(PROBLEM TO SOLVE) Could you print all the entries exactly?

(SUPPLIED DATA)
↓↓↓
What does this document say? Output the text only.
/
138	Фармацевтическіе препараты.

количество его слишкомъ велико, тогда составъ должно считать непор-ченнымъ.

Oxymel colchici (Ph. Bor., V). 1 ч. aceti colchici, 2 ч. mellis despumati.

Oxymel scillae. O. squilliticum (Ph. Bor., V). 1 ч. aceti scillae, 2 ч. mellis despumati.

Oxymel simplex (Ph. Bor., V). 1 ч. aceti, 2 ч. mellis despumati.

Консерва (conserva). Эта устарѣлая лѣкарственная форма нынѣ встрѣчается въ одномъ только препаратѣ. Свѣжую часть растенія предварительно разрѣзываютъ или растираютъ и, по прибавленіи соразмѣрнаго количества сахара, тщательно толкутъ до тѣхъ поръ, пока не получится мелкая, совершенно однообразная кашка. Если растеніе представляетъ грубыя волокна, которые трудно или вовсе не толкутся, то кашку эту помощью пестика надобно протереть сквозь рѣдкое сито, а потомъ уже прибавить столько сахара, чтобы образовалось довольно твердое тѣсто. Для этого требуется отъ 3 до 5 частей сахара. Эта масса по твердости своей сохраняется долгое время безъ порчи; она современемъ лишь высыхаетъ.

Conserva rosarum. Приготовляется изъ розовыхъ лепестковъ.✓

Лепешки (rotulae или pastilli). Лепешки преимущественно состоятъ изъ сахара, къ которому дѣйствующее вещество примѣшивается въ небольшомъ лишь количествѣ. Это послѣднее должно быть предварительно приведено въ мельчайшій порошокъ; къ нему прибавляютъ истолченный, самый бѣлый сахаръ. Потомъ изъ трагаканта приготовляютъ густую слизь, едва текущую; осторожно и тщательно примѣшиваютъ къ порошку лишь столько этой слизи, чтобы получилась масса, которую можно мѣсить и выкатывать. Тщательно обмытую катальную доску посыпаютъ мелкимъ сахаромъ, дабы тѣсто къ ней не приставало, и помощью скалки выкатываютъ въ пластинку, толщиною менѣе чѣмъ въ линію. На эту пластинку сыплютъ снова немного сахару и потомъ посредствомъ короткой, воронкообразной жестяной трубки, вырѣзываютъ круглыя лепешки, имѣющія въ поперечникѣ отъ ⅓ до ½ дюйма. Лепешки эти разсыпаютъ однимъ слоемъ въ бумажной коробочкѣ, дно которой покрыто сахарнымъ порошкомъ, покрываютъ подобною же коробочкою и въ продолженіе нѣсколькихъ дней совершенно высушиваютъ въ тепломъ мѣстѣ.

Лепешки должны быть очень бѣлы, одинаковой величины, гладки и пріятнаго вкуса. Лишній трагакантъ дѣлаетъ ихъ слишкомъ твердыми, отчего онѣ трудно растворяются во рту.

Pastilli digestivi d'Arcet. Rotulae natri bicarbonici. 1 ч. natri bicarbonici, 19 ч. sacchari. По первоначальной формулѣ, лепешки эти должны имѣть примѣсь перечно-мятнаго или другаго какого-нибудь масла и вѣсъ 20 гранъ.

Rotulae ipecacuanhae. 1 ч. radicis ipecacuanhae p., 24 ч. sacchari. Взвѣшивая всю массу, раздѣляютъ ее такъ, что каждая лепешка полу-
↑↑↑
(SOLUTION BELOW)
What does this document say? Output the text only.
/
138	Фармацевтическіе препараты.

количество его слишкомъ велико, тогда составъ должно считать непор-ченнымъ.

Oxymel colchici (Ph. Bor., V). 1 ч. aceti colchici, 2 ч. mellis despumati.

Oxymel scillae. O. squilliticum (Ph. Bor., V). 1 ч. aceti scillae, 2 ч. mellis despumati.

Oxymel simplex (Ph. Bor., V). 1 ч. aceti, 2 ч. mellis despumati.

Консерва (conserva). Эта устарѣлая лѣкарственная форма нынѣ встрѣчается въ одномъ только препаратѣ. Свѣжую часть растенія предварительно разрѣзываютъ или растираютъ и, по прибавленіи соразмѣрнаго количества сахара, тщательно толкутъ до тѣхъ поръ, пока не получится мелкая, совершенно однообразная кашка. Если растеніе представляетъ грубыя волокна, которые трудно или вовсе не толкутся, то кашку эту помощью пестика надобно протереть сквозь рѣдкое сито, а потомъ уже прибавить столько сахара, чтобы образовалось довольно твердое тѣсто. Для этого требуется отъ 3 до 5 частей сахара. Эта масса по твердости своей сохраняется долгое время безъ порчи; она современемъ лишь высыхаетъ.

Conserva rosarum. Приготовляется изъ розовыхъ лепестковъ.✓

Лепешки (rotulae или pastilli). Лепешки преимущественно состоятъ изъ сахара, къ которому дѣйствующее вещество примѣшивается въ небольшомъ лишь количествѣ. Это послѣднее должно быть предварительно приведено въ мельчайшій порошокъ; къ нему прибавляютъ истолченный, самый бѣлый сахаръ. Потомъ изъ трагаканта приготовляютъ густую слизь, едва текущую; осторожно и тщательно примѣшиваютъ къ порошку лишь столько этой слизи, чтобы получилась масса, которую можно мѣсить и выкатывать. Тщательно обмытую катальную доску посыпаютъ мелкимъ сахаромъ, дабы тѣсто къ ней не приставало, и помощью скалки выкатываютъ въ пластинку, толщиною менѣе чѣмъ въ линію. На эту пластинку сыплютъ снова немного сахару и потомъ посредствомъ короткой, воронкообразной жестяной трубки, вырѣзываютъ круглыя лепешки, имѣющія въ поперечникѣ отъ ⅓ до ½ дюйма. Лепешки эти разсыпаютъ однимъ слоемъ въ бумажной коробочкѣ, дно которой покрыто сахарнымъ порошкомъ, покрываютъ подобною же коробочкою и въ продолженіе нѣсколькихъ дней совершенно высушиваютъ въ тепломъ мѣстѣ.

Лепешки должны быть очень бѣлы, одинаковой величины, гладки и пріятнаго вкуса. Лишній трагакантъ дѣлаетъ ихъ слишкомъ твердыми, отчего онѣ трудно растворяются во рту.

Pastilli digestivi d'Arcet. Rotulae natri bicarbonici. 1 ч. natri bicarbonici, 19 ч. sacchari. По первоначальной формулѣ, лепешки эти должны имѣть примѣсь перечно-мятнаго или другаго какого-нибудь масла и вѣсъ 20 гранъ.

Rotulae ipecacuanhae. 1 ч. radicis ipecacuanhae p., 24 ч. sacchari. Взвѣшивая всю массу, раздѣляютъ ее такъ, что каждая лепешка полу-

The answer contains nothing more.